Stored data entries
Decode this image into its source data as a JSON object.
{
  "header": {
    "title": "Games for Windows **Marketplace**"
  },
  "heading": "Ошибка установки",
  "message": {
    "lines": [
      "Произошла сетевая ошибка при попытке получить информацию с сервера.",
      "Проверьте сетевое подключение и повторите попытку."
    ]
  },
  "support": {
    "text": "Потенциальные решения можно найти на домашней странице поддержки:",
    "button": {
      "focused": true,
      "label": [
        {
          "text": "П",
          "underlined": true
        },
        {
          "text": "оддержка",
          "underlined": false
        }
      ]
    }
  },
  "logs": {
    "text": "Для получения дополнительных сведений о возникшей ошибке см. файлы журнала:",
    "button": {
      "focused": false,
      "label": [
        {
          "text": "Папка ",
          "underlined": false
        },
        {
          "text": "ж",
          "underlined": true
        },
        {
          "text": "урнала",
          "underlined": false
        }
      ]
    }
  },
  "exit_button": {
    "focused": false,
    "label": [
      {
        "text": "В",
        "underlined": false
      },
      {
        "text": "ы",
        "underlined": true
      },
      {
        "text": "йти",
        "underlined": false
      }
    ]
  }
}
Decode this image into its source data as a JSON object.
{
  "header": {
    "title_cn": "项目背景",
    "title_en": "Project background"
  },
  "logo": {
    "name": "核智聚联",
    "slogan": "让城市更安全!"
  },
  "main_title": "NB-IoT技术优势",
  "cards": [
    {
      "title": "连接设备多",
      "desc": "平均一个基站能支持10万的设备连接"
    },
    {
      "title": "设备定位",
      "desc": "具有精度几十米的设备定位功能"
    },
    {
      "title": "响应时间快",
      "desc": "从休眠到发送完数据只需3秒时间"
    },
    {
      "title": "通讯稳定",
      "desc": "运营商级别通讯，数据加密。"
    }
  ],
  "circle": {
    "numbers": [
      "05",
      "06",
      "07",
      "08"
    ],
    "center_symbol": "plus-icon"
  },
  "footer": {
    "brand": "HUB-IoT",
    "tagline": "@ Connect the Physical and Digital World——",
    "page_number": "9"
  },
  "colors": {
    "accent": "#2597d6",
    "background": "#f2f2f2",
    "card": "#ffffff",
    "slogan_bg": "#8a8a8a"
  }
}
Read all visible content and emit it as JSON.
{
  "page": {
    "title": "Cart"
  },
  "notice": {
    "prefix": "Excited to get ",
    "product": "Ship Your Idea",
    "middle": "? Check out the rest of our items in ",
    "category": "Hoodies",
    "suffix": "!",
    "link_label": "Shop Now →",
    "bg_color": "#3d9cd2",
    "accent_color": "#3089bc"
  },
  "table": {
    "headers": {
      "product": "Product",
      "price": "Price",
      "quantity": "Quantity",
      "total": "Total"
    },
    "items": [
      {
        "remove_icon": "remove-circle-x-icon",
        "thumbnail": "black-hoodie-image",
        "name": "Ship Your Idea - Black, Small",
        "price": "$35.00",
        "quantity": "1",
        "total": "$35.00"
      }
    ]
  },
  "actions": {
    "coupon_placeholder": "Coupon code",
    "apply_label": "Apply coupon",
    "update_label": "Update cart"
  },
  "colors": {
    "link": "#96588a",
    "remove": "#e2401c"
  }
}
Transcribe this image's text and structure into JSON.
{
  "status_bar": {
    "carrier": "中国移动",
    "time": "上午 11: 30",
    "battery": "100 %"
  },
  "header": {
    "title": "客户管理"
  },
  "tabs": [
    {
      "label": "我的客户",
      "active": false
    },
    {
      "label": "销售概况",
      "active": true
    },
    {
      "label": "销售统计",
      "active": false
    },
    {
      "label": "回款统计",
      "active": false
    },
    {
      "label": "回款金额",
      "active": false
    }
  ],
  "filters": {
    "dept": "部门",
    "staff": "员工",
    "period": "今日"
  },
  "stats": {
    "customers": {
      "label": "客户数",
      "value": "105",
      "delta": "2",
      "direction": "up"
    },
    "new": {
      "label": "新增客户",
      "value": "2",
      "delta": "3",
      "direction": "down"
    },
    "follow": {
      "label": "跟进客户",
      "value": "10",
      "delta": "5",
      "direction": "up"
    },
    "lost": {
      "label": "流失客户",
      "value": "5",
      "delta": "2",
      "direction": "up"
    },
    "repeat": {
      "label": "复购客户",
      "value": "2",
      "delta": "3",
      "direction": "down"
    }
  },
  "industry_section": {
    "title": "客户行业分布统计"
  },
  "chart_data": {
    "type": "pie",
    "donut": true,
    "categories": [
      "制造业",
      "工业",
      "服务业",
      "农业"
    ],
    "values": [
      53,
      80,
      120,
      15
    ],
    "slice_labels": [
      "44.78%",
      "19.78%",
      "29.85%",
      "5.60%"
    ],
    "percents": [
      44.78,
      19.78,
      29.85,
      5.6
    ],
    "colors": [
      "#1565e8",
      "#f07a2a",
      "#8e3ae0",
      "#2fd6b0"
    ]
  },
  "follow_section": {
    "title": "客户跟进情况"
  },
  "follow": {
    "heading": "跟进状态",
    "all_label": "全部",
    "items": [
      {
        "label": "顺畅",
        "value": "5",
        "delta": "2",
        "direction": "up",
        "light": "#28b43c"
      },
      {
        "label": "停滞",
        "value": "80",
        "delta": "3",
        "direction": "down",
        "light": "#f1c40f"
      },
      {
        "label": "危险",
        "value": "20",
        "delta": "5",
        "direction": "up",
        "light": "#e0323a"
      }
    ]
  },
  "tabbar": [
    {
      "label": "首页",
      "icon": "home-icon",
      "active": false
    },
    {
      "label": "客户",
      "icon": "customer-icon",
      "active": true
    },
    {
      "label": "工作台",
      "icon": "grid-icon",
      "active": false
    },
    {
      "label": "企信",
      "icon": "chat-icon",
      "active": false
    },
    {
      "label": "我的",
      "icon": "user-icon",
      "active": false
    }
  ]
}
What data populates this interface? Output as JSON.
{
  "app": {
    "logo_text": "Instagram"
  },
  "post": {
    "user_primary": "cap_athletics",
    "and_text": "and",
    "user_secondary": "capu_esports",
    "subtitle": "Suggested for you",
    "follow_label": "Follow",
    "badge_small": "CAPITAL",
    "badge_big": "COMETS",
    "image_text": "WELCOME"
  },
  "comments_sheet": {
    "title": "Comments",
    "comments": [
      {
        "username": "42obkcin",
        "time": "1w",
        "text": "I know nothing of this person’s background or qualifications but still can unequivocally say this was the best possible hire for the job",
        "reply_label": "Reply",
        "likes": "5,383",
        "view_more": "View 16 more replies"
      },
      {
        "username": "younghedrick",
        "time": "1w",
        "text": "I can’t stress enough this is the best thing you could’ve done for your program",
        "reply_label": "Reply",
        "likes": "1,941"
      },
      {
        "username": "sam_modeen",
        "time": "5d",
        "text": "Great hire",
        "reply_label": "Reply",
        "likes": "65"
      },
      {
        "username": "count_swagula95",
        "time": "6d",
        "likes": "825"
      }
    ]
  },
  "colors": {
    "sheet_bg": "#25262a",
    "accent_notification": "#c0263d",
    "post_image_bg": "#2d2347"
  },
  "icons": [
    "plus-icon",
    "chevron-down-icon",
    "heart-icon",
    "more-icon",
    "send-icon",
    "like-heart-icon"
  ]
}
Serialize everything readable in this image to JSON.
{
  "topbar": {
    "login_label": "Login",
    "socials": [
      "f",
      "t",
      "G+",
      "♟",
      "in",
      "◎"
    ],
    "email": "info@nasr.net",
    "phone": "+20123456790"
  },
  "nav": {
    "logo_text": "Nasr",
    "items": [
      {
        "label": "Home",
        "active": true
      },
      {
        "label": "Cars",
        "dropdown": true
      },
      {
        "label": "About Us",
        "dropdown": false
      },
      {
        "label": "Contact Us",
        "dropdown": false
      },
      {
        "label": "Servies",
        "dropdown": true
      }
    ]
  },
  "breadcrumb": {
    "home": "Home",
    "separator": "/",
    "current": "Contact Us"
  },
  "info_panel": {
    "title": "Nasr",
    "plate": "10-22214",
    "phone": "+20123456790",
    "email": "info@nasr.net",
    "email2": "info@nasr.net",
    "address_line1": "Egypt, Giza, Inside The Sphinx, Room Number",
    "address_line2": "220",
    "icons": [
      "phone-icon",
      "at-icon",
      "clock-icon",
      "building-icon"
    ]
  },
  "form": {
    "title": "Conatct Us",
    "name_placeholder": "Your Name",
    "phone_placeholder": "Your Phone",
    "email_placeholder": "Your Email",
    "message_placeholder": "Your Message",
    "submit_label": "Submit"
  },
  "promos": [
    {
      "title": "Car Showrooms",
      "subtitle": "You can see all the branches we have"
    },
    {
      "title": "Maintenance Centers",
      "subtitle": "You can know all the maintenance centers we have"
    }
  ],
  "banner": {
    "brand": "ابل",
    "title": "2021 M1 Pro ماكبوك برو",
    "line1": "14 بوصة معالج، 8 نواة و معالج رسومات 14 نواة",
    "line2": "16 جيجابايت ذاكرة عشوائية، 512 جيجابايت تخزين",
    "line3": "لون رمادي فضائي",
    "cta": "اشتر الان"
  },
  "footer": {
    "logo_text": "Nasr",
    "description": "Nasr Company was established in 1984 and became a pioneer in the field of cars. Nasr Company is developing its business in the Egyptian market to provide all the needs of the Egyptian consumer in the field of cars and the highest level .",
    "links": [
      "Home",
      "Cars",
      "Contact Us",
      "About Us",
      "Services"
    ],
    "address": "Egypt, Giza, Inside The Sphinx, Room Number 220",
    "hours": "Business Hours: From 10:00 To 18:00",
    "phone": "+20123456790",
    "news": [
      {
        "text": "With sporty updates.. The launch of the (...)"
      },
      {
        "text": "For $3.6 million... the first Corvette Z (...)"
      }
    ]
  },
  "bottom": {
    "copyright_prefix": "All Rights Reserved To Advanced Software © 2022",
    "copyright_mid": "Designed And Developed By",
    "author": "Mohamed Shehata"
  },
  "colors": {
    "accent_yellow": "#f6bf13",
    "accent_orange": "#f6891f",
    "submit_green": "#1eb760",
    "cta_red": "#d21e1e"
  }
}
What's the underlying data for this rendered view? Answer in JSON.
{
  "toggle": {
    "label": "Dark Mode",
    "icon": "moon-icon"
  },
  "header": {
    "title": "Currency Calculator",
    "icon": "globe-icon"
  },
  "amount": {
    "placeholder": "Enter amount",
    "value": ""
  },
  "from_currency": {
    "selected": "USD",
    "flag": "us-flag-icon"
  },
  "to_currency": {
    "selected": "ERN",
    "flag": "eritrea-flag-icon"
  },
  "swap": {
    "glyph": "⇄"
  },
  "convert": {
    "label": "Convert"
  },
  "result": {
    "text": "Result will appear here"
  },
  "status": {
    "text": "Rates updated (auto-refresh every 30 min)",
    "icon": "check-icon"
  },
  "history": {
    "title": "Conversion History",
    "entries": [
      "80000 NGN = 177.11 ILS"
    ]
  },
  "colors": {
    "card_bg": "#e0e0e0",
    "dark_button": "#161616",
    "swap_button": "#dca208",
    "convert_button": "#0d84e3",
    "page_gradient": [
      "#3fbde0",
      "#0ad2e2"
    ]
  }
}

- WHAT THE EXERCISE ASKS
Above are the records. Copy every line in them holding "hire".

- THE COMPLETED TASK
        "text": "I know nothing of this person’s background or qualifications but still can unequivocally say this was the best possible hire for the job",
        "text": "Great hire",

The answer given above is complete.